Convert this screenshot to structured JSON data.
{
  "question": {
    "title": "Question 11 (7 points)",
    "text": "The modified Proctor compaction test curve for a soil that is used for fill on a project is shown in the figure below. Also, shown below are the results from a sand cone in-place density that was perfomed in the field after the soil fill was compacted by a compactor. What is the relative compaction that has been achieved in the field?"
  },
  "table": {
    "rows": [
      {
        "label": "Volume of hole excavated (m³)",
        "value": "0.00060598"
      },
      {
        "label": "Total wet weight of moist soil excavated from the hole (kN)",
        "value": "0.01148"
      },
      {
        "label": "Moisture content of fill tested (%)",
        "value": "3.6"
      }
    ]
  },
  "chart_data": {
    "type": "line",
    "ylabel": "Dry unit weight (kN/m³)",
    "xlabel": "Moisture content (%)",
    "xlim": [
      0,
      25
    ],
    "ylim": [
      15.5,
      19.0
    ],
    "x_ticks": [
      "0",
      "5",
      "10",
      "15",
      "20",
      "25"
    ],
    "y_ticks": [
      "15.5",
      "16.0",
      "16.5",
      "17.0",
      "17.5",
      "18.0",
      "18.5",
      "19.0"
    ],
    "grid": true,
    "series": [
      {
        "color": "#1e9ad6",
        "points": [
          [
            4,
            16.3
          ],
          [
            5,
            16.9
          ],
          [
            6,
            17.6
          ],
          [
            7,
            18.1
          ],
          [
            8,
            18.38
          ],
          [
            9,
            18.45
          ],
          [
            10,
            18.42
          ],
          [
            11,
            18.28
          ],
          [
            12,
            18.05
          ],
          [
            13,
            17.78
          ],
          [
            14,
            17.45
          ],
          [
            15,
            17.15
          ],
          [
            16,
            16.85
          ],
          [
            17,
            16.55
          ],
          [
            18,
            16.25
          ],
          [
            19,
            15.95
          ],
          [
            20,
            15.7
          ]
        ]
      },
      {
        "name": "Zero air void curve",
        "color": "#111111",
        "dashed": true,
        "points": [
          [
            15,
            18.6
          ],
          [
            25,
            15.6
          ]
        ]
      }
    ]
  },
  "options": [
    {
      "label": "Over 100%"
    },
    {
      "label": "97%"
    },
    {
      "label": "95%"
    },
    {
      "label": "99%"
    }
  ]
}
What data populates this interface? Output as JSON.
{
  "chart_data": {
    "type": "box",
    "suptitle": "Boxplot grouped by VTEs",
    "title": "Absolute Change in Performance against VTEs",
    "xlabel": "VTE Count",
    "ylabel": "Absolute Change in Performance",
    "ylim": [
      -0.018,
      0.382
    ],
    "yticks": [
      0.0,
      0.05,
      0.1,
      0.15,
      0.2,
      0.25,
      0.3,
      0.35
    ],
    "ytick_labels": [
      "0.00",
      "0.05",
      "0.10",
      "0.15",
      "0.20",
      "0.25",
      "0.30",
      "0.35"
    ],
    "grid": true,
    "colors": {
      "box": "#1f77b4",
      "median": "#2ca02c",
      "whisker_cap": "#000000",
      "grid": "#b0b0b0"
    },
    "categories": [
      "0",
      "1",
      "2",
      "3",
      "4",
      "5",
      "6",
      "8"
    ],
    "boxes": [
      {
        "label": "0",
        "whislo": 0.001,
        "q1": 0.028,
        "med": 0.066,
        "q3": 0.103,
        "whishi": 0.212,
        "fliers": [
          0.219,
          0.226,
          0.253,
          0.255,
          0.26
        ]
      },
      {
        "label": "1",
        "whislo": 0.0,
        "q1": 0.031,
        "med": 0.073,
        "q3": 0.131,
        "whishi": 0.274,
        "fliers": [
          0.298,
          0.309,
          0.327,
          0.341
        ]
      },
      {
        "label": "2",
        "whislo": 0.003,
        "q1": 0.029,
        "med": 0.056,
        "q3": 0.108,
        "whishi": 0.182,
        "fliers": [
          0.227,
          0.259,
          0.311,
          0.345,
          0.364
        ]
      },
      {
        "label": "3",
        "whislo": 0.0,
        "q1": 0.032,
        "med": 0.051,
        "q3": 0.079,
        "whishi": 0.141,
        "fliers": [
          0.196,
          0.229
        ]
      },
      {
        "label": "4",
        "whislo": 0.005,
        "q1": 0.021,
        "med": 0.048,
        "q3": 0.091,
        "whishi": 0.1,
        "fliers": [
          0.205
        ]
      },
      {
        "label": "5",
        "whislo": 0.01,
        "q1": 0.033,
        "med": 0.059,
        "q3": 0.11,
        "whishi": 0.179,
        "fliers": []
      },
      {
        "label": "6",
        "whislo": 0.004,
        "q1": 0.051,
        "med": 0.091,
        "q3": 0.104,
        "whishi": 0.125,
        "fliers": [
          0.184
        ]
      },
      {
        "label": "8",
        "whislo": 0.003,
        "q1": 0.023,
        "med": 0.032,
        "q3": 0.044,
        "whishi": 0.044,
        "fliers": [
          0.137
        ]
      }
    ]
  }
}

════

To be done>
Find every line that has "Absolute" in it, then return those lines.

The output>
    "title": "Absolute Change in Performance against VTEs",
    "ylabel": "Absolute Change in Performance",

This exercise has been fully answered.